>> Start Page excerpt

LOGGER = get_logger()

def seed_everything(seed=CFG.seed):
    random.seed(seed)
    os.environ['PYTHONHASHSEED'] = str(seed)
    np.random.seed(seed)
    torch.manual_seed(seed)
    torch.cuda.manual_seed(seed)
    torch.backends.cudnn.deterministic = True
    
seed_everything(seed=CFG.seed)

In [8]:
def freeze(module):
    """
    Freezes module's parameters.
    """
    
    for parameter in module.parameters():
        parameter.requires_grad = False
        
def get_freezed_parameters(module):
    """
    Returns names of freezed parameters of the given module.
    """
    
    freezed_parameters = []
    for name, parameter in module.named_parameters():
        if not parameter.requires_grad:
            freezed_parameters.append(name)
            
    return freezed_parameters

def set_embedding_parameters_bits(embeddings_path, optim_bits=32):
    """
    https://github.com/huggingface/transformers/issues/14819#issuecomment-1003427930
    """
    
    embedding_types = ("word", "position", "token_type")

>> End Page excerpt

### Direction 1
Rewrite the code excerpt starting at "for parameter in" and ending at "the given module.", replacing "requires_grad" with "trainable".
### Direction 2
Using the code excerpt, explain in one to three sentences how the function get_freezed_parameters decides which names to return.
### Direction 3
Answer these questions from the code excerpt:
(a) Which environment variable does seed_everything set to the seed as a string?
(b) Which attribute of torch.backends.cudnn is set to True?
(c) What is the default value of optim_bits in set_embedding_parameters_bits?
The material that follows plays no part in any of the tasks.

>> Start Data segment

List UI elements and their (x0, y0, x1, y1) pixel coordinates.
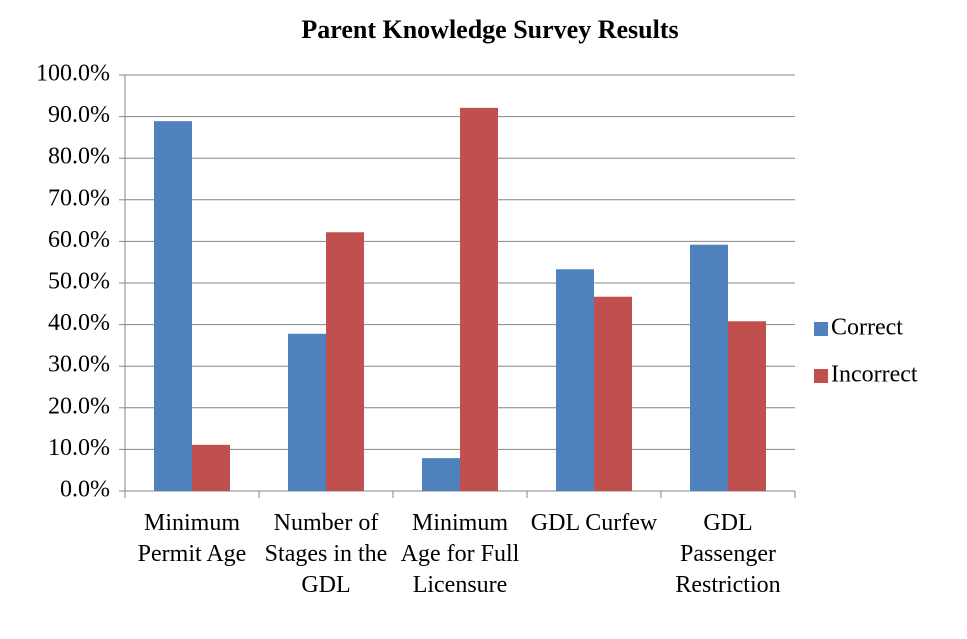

>> End Data segment

### Task response 1
for parameter in module.parameters():
        parameter.trainable = False
        
def get_freezed_parameters(module):
    """
    Returns names of freezed parameters of the given module.

### Task response 2
It loops over the module's named parameters and appends a parameter's name to the list freezed_parameters whenever that parameter's requires_grad attribute is not true. It then returns that list of names.

### Task response 3
(a) PYTHONHASHSEED
(b) deterministic
(c) 32